WHAT YOU SHOULD DO:
Below are records to be output exactly, every one of them.

Some records:
■ ■ ■ ■ ■ ■ ■

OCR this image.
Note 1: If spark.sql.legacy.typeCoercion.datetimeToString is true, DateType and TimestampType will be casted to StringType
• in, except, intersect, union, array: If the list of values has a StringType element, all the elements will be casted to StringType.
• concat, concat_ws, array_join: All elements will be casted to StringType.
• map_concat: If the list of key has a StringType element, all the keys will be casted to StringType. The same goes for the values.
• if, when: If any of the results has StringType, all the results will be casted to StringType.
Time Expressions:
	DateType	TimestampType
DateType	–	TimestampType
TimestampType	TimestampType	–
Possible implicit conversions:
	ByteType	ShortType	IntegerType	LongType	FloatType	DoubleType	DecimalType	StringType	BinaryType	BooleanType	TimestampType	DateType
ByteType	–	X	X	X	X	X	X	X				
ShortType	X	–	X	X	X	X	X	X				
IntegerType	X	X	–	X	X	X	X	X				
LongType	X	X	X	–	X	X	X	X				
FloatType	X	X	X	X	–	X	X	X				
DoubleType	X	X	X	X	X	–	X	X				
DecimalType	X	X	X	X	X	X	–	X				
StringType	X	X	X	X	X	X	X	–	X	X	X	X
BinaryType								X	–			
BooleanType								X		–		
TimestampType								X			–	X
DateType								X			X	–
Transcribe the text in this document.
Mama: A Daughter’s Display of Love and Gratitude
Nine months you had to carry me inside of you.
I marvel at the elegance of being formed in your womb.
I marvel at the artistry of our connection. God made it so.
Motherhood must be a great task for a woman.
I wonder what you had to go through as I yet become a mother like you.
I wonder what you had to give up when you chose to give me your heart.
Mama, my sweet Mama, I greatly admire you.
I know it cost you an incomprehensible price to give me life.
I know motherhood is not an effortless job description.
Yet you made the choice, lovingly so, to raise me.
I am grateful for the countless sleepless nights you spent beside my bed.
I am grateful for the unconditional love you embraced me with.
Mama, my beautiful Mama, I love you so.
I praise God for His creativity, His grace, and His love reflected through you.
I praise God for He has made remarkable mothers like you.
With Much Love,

■ ■ ■ ■ ■ ■ ■

FULL SOLUTION:
OCR this image.
Note 1: If spark.sql.legacy.typeCoercion.datetimeToString is true, DateType and TimestampType will be casted to StringType
• in, except, intersect, union, array: If the list of values has a StringType element, all the elements will be casted to StringType.
• concat, concat_ws, array_join: All elements will be casted to StringType.
• map_concat: If the list of key has a StringType element, all the keys will be casted to StringType. The same goes for the values.
• if, when: If any of the results has StringType, all the results will be casted to StringType.
Time Expressions:
	DateType	TimestampType
DateType	–	TimestampType
TimestampType	TimestampType	–
Possible implicit conversions:
	ByteType	ShortType	IntegerType	LongType	FloatType	DoubleType	DecimalType	StringType	BinaryType	BooleanType	TimestampType	DateType
ByteType	–	X	X	X	X	X	X	X				
ShortType	X	–	X	X	X	X	X	X				
IntegerType	X	X	–	X	X	X	X	X				
LongType	X	X	X	–	X	X	X	X				
FloatType	X	X	X	X	–	X	X	X				
DoubleType	X	X	X	X	X	–	X	X				
DecimalType	X	X	X	X	X	X	–	X				
StringType	X	X	X	X	X	X	X	–	X	X	X	X
BinaryType								X	–			
BooleanType								X		–		
TimestampType								X			–	X
DateType								X			X	–
Transcribe the text in this document.
Mama: A Daughter’s Display of Love and Gratitude
Nine months you had to carry me inside of you.
I marvel at the elegance of being formed in your womb.
I marvel at the artistry of our connection. God made it so.
Motherhood must be a great task for a woman.
I wonder what you had to go through as I yet become a mother like you.
I wonder what you had to give up when you chose to give me your heart.
Mama, my sweet Mama, I greatly admire you.
I know it cost you an incomprehensible price to give me life.
I know motherhood is not an effortless job description.
Yet you made the choice, lovingly so, to raise me.
I am grateful for the countless sleepless nights you spent beside my bed.
I am grateful for the unconditional love you embraced me with.
Mama, my beautiful Mama, I love you so.
I praise God for His creativity, His grace, and His love reflected through you.
I praise God for He has made remarkable mothers like you.
With Much Love,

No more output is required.